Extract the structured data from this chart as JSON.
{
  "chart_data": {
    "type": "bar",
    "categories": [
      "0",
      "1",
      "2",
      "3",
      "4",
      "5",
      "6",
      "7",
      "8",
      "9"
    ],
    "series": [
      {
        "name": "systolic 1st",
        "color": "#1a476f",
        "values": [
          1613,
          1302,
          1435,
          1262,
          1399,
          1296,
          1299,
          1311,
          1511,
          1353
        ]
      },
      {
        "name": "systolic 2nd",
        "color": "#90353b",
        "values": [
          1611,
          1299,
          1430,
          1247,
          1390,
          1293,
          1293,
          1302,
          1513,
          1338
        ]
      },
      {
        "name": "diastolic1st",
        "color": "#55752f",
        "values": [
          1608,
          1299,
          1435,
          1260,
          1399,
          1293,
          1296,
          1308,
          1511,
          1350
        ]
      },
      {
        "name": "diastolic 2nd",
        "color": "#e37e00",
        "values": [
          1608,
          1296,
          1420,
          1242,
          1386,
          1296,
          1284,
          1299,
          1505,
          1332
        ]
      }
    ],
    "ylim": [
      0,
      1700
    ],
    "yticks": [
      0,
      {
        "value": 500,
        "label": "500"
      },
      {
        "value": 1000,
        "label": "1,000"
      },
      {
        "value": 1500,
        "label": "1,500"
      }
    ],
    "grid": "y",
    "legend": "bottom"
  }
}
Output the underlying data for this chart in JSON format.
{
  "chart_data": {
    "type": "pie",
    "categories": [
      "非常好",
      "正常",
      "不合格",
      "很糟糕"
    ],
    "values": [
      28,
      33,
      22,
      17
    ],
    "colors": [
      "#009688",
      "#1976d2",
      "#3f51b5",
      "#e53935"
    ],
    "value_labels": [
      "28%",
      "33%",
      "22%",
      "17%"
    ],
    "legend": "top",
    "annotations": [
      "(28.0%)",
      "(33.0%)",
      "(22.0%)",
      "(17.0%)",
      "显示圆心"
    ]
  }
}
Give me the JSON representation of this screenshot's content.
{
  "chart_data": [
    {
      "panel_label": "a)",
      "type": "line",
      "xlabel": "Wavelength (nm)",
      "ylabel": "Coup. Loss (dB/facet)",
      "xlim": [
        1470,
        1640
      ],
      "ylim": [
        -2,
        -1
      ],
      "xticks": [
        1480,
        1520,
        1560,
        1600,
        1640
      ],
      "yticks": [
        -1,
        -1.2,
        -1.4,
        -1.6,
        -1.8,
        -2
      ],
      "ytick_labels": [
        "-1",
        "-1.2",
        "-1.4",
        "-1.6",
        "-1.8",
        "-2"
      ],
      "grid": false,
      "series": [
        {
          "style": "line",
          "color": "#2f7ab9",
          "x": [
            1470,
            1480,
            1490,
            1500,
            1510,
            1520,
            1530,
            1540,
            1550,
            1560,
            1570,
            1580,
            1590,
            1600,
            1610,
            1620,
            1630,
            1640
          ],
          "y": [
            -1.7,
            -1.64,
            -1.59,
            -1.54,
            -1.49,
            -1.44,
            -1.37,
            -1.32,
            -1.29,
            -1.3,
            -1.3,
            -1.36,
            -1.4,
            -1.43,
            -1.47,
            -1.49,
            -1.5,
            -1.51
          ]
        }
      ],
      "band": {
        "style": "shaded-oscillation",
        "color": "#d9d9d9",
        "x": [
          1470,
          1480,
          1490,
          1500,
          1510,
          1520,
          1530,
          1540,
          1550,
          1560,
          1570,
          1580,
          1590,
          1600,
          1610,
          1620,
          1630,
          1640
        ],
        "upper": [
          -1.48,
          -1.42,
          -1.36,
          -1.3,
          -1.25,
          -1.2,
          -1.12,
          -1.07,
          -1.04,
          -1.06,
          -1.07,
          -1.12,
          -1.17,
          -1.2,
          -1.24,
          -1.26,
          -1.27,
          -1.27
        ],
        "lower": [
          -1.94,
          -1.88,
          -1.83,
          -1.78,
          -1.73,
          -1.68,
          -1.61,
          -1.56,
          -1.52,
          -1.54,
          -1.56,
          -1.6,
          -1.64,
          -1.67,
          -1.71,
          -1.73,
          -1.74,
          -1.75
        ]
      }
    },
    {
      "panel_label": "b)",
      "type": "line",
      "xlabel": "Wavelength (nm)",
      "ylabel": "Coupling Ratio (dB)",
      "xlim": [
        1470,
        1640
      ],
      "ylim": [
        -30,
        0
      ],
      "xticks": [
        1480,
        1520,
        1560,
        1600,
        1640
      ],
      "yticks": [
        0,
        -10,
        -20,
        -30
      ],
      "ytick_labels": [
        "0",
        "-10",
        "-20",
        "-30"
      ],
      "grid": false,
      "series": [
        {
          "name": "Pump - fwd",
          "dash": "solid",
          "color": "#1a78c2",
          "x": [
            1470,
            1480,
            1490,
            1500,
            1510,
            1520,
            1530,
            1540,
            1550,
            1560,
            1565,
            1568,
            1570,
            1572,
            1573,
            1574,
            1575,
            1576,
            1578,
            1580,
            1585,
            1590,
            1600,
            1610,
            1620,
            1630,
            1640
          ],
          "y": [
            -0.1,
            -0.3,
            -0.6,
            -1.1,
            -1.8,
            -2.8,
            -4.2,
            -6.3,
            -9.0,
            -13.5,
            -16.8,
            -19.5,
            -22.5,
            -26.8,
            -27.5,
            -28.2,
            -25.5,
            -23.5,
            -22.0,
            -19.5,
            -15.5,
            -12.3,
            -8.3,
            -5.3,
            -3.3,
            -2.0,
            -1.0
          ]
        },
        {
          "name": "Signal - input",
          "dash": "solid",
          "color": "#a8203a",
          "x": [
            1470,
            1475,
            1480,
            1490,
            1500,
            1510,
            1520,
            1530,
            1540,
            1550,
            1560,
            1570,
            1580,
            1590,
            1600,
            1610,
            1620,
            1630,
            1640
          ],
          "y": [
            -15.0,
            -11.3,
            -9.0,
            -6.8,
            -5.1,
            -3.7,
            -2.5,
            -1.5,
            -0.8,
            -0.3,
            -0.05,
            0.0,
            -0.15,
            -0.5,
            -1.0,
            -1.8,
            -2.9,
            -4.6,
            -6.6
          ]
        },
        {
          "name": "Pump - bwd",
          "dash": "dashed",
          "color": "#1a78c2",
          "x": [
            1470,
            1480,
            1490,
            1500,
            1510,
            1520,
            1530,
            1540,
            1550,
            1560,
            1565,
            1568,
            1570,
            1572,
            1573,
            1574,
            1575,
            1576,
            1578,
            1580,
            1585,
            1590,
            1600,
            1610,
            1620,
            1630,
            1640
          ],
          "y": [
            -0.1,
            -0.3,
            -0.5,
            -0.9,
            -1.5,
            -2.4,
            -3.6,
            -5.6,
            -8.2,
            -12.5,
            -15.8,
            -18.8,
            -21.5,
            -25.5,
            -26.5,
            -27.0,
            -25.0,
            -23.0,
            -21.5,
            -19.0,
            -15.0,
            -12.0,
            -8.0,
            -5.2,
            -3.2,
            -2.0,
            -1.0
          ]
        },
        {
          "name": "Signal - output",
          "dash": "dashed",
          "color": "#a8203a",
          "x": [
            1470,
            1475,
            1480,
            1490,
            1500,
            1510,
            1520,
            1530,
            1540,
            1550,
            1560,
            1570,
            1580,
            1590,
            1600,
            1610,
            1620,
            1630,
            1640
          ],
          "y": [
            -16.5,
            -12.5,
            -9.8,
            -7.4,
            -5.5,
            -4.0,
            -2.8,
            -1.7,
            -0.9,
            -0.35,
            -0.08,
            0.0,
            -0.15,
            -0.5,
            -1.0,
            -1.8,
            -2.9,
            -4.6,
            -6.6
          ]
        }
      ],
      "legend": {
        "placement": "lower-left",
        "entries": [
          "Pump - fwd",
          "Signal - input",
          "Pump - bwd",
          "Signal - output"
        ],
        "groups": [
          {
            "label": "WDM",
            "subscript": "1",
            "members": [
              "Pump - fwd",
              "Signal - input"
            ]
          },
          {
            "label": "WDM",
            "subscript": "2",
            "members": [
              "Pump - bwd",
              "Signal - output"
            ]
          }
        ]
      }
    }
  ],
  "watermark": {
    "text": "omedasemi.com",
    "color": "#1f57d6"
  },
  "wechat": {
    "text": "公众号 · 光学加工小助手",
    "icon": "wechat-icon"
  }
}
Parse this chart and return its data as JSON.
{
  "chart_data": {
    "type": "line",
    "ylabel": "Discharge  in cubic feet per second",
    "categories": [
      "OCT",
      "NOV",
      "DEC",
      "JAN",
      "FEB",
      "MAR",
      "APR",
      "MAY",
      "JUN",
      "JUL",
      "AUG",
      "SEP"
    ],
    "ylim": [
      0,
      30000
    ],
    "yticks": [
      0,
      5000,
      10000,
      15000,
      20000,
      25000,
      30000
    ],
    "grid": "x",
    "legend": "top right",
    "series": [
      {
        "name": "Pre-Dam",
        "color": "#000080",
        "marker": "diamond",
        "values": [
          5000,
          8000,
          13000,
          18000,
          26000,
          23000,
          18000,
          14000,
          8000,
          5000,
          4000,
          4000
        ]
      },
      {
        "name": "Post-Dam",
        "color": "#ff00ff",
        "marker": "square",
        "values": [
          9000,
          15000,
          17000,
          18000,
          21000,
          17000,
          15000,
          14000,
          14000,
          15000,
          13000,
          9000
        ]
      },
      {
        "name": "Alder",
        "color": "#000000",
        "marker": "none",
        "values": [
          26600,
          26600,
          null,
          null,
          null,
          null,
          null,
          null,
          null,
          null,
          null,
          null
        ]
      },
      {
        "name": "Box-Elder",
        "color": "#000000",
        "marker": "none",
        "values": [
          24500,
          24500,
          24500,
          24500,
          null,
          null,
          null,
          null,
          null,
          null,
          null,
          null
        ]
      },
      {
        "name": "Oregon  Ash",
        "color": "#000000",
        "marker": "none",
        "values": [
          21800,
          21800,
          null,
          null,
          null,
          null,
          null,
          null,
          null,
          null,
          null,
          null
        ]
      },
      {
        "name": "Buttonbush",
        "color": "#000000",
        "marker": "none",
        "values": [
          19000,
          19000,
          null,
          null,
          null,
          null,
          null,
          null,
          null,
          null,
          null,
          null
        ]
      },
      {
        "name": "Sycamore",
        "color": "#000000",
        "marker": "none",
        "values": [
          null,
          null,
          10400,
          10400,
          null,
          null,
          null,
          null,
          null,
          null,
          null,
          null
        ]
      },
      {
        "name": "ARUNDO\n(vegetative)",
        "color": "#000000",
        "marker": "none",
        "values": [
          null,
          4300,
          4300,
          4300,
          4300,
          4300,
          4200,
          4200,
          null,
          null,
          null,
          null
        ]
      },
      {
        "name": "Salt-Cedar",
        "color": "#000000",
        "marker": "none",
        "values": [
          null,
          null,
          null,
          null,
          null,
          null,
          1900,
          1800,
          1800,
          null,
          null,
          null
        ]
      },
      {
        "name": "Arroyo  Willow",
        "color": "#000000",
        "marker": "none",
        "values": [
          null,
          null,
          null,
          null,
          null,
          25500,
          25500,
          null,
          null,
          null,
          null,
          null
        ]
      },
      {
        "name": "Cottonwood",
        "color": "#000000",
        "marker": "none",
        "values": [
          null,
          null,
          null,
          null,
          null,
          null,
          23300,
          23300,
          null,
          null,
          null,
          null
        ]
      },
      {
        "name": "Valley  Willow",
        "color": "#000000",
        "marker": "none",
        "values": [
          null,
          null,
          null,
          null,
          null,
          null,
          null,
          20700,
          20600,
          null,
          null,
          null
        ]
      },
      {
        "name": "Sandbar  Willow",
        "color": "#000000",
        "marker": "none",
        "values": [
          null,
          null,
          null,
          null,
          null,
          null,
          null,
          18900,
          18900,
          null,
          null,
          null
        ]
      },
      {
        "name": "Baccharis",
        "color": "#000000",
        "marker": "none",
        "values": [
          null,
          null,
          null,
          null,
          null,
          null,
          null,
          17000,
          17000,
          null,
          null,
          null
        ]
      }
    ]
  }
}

####################

## [Short exercise]
Check each line of the records above for "systolic", and copy those that have it.

## [Solution below]
        "name": "systolic 1st",
        "name": "systolic 2nd",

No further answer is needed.